**GIVEN EXERCISE:** Report the number of lines in these entries that contain "Generate". Write only the number.

________________

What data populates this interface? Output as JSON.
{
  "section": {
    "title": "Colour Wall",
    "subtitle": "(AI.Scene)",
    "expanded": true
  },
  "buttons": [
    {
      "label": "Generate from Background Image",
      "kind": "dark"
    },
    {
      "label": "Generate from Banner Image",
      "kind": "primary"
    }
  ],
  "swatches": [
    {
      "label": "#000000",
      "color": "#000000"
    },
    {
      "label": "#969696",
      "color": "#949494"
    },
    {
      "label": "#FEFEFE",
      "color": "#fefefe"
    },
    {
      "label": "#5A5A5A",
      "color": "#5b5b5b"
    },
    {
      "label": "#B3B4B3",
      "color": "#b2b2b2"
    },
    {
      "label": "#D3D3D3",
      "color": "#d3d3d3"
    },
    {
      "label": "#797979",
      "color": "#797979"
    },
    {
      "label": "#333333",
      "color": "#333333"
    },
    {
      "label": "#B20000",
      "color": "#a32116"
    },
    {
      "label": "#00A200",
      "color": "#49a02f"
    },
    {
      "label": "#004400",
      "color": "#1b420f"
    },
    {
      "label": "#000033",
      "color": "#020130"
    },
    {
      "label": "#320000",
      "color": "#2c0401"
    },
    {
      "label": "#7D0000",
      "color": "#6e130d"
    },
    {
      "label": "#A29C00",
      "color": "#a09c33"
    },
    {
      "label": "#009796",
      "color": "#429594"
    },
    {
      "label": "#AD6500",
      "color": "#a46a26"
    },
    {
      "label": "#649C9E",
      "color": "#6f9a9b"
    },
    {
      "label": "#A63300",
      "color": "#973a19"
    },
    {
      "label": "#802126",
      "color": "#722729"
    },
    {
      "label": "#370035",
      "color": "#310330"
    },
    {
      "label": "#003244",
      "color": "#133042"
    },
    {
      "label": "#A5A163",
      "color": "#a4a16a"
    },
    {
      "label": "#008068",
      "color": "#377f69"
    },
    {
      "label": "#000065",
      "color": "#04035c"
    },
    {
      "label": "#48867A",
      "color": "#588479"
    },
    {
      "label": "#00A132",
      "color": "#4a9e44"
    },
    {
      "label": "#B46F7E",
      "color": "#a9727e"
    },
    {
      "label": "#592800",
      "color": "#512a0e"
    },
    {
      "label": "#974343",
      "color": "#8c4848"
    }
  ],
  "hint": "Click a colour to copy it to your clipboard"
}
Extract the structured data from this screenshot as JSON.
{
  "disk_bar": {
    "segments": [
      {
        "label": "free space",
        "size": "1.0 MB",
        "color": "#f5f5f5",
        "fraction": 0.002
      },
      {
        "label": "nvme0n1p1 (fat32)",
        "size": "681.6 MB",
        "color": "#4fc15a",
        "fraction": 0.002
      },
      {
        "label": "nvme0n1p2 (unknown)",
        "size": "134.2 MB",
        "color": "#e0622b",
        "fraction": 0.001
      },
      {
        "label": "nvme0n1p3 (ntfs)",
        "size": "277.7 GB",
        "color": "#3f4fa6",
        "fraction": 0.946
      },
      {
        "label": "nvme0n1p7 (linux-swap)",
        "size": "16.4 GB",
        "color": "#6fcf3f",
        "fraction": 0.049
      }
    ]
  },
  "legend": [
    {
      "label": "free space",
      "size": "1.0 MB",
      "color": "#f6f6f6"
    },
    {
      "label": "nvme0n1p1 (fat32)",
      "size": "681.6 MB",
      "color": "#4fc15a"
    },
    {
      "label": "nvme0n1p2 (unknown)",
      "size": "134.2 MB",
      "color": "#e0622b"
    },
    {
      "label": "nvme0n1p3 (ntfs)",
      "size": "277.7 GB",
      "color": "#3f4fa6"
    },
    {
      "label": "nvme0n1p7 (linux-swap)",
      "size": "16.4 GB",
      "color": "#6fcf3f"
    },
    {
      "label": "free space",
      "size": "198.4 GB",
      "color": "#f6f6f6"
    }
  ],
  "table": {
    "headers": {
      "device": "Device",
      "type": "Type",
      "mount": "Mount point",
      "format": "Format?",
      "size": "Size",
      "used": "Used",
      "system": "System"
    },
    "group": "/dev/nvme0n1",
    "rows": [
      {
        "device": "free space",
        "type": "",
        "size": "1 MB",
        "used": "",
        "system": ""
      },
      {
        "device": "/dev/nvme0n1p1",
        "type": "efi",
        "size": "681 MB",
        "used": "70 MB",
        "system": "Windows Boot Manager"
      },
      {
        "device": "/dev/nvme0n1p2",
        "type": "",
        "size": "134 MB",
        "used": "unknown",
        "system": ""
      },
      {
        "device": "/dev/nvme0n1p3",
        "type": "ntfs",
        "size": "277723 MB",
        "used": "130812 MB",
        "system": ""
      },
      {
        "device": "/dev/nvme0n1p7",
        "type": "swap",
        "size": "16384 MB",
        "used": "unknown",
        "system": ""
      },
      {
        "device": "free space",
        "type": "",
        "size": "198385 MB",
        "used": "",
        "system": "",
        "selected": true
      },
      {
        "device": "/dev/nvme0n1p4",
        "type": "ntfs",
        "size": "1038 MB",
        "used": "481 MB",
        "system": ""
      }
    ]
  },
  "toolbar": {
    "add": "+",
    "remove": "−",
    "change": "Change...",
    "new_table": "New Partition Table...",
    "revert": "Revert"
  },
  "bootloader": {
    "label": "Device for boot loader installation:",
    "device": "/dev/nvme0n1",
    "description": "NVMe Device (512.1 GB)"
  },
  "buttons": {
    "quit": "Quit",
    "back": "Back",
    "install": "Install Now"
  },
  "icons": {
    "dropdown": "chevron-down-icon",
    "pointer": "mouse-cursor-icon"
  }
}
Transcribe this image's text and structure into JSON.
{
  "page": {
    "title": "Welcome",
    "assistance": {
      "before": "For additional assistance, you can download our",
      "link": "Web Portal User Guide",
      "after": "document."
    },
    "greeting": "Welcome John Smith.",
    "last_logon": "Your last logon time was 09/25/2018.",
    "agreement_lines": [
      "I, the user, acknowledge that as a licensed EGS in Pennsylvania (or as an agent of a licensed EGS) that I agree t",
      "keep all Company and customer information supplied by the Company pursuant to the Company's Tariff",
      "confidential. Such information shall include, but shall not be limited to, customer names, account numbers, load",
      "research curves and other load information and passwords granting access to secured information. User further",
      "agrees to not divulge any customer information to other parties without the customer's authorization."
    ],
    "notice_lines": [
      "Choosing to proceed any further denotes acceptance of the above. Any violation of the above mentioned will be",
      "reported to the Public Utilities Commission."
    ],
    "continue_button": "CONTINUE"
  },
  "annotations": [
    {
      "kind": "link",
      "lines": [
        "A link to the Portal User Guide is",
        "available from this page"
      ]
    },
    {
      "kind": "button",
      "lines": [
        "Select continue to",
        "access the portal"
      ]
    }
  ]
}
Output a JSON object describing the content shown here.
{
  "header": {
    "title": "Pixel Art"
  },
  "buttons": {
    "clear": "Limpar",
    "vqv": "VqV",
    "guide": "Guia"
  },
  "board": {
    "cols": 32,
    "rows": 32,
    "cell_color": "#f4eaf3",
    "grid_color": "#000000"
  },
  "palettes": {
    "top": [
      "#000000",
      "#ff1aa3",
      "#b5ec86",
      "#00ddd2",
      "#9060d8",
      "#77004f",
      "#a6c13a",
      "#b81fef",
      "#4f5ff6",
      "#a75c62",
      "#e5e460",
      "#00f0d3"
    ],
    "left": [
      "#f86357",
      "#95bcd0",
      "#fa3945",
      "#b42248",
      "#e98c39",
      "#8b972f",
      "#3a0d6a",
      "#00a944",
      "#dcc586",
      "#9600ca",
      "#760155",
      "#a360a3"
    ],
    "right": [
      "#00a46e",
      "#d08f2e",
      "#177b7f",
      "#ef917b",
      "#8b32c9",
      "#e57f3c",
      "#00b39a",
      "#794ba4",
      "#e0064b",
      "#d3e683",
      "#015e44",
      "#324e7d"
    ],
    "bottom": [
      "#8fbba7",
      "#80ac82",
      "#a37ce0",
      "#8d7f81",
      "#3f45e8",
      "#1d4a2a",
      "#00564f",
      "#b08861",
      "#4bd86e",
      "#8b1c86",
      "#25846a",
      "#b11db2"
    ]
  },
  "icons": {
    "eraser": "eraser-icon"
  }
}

________________

**SOLVED EXERCISE:** 2